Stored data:
————————
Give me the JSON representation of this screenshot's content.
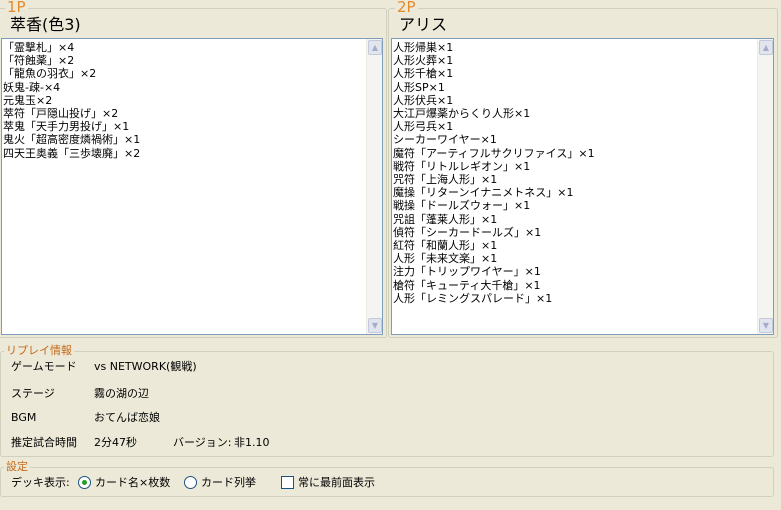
{
  "p1": {
    "legend": "1P",
    "character": "萃香(色3)",
    "cards": [
      "「霊撃札」×4",
      "「符蝕薬」×2",
      "「龍魚の羽衣」×2",
      "妖鬼-疎-×4",
      "元鬼玉×2",
      "萃符「戸隠山投げ」×2",
      "萃鬼「天手力男投げ」×1",
      "鬼火「超高密度燐禍術」×1",
      "四天王奥義「三歩壊廃」×2"
    ]
  },
  "p2": {
    "legend": "2P",
    "character": "アリス",
    "cards": [
      "人形帰巣×1",
      "人形火葬×1",
      "人形千槍×1",
      "人形SP×1",
      "人形伏兵×1",
      "大江戸爆薬からくり人形×1",
      "人形弓兵×1",
      "シーカーワイヤー×1",
      "魔符「アーティフルサクリファイス」×1",
      "戦符「リトルレギオン」×1",
      "咒符「上海人形」×1",
      "魔操「リターンイナニメトネス」×1",
      "戦操「ドールズウォー」×1",
      "咒詛「蓬莱人形」×1",
      "偵符「シーカードールズ」×1",
      "紅符「和蘭人形」×1",
      "人形「未来文楽」×1",
      "注力「トリップワイヤー」×1",
      "槍符「キューティ大千槍」×1",
      "人形「レミングスパレード」×1"
    ]
  },
  "replay_info": {
    "legend": "リプレイ情報",
    "game_mode_label": "ゲームモード",
    "game_mode_value": "vs NETWORK(観戦)",
    "stage_label": "ステージ",
    "stage_value": "霧の湖の辺",
    "bgm_label": "BGM",
    "bgm_value": "おてんば恋娘",
    "time_label": "推定試合時間",
    "time_value": "2分47秒",
    "version_label": "バージョン:",
    "version_value": "非1.10"
  },
  "settings": {
    "legend": "設定",
    "deck_display_label": "デッキ表示:",
    "option_name_count": "カード名×枚数",
    "option_list": "カード列挙",
    "always_on_top": "常に最前面表示",
    "selected": "option_name_count",
    "always_on_top_checked": false
  }
}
————————
Reproduce the listing word for word and omit its pictures.

Give me the JSON representation of this screenshot's content.
{
  "p1": {
    "legend": "1P",
    "character": "萃香(色3)",
    "cards": [
      "「霊撃札」×4",
      "「符蝕薬」×2",
      "「龍魚の羽衣」×2",
      "妖鬼-疎-×4",
      "元鬼玉×2",
      "萃符「戸隠山投げ」×2",
      "萃鬼「天手力男投げ」×1",
      "鬼火「超高密度燐禍術」×1",
      "四天王奥義「三歩壊廃」×2"
    ]
  },
  "p2": {
    "legend": "2P",
    "character": "アリス",
    "cards": [
      "人形帰巣×1",
      "人形火葬×1",
      "人形千槍×1",
      "人形SP×1",
      "人形伏兵×1",
      "大江戸爆薬からくり人形×1",
      "人形弓兵×1",
      "シーカーワイヤー×1",
      "魔符「アーティフルサクリファイス」×1",
      "戦符「リトルレギオン」×1",
      "咒符「上海人形」×1",
      "魔操「リターンイナニメトネス」×1",
      "戦操「ドールズウォー」×1",
      "咒詛「蓬莱人形」×1",
      "偵符「シーカードールズ」×1",
      "紅符「和蘭人形」×1",
      "人形「未来文楽」×1",
      "注力「トリップワイヤー」×1",
      "槍符「キューティ大千槍」×1",
      "人形「レミングスパレード」×1"
    ]
  },
  "replay_info": {
    "legend": "リプレイ情報",
    "game_mode_label": "ゲームモード",
    "game_mode_value": "vs NETWORK(観戦)",
    "stage_label": "ステージ",
    "stage_value": "霧の湖の辺",
    "bgm_label": "BGM",
    "bgm_value": "おてんば恋娘",
    "time_label": "推定試合時間",
    "time_value": "2分47秒",
    "version_label": "バージョン:",
    "version_value": "非1.10"
  },
  "settings": {
    "legend": "設定",
    "deck_display_label": "デッキ表示:",
    "option_name_count": "カード名×枚数",
    "option_list": "カード列挙",
    "always_on_top": "常に最前面表示",
    "selected": "option_name_count",
    "always_on_top_checked": false
  }
}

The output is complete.